React app yang network-heavy tidak gagal karena fetch() lambat saja. Ia gagal karena tidak punya budget.

Budget adalah kontrak engineering yang menjawab:

Untuk satu user journey, berapa banyak network work yang boleh kita lakukan sebelum experience, cost, reliability, atau fairness sistem rusak?

Tanpa budget, semua feature kecil terlihat masuk akal:

  • satu endpoint tambahan untuk badge count,
  • satu lookup tambahan untuk display name,
  • satu analytics call tambahan,
  • satu refetch saat focus,
  • satu retry otomatis,
  • satu GraphQL fragment baru,
  • satu prefetch “biar cepat”,
  • satu websocket subscription “biar realtime”.

Secara lokal semuanya benar. Secara sistem, semuanya bisa menjadi waterfall, storm, overfetching, cache churn, dan tail latency.

Bagian ini membangun performance budget untuk React client-server communication sebagai control system, bukan sekadar daftar tips optimasi.

==============================

TUGAS ANDA — Tulis kembali bagian teks tentang budget jaringan aplikasi React yang dibuka dengan kata-kata berisi "Budget adalah kontrak" dan ditutup dengan "fairness sistem rusak?". Ubah sebutan "user journey" menjadi "alur pengguna".

BLOK DATA —

==============================

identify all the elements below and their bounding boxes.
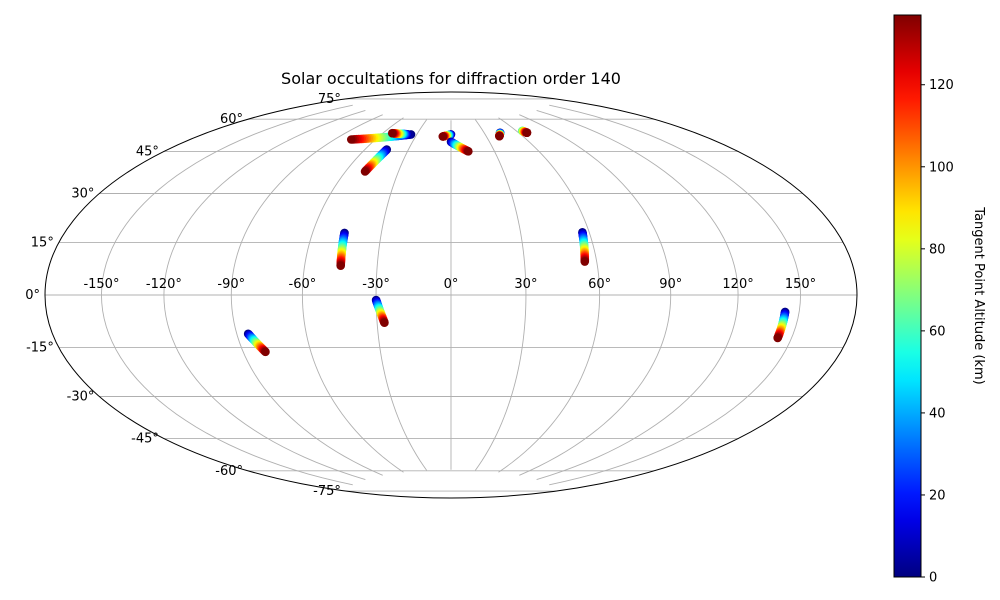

==============================

JAWABAN SOAL —
Budget adalah kontrak engineering yang menjawab:

Untuk satu alur pengguna, berapa banyak network work yang boleh kita lakukan sebelum experience, cost, reliability, atau fairness sistem rusak?